Required work => The listing below is the input. Say how many of its lines contain "name", giving the number alone.

>> Start Given data

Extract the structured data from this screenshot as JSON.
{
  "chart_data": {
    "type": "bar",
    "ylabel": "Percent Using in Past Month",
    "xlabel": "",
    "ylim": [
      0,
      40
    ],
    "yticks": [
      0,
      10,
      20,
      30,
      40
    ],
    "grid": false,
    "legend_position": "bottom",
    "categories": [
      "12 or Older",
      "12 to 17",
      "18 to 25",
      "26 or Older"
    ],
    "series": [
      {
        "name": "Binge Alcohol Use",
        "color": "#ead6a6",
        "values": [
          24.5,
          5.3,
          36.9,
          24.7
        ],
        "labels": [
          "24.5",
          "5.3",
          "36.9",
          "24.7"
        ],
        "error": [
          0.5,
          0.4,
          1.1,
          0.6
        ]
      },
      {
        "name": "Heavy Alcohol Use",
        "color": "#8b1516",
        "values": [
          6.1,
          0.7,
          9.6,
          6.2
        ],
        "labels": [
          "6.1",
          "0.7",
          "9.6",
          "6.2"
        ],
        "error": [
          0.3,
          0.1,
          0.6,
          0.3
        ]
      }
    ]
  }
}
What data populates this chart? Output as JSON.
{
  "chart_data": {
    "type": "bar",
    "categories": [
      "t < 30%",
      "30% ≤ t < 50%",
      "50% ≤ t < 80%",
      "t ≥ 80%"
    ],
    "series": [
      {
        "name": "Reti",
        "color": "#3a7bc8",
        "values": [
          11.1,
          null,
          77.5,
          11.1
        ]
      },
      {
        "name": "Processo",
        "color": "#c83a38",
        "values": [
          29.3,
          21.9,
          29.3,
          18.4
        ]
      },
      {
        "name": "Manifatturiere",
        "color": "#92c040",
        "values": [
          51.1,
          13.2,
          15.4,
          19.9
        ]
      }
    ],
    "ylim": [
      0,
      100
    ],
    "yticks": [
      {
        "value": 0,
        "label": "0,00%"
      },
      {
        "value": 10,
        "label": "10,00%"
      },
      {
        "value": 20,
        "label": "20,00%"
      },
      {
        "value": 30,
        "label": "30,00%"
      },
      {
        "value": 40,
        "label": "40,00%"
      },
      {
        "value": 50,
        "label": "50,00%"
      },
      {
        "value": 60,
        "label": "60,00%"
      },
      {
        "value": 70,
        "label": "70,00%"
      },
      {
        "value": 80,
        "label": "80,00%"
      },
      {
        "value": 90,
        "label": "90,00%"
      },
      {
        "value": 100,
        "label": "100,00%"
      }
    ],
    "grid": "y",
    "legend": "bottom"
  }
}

>> End Given data

Task response => 5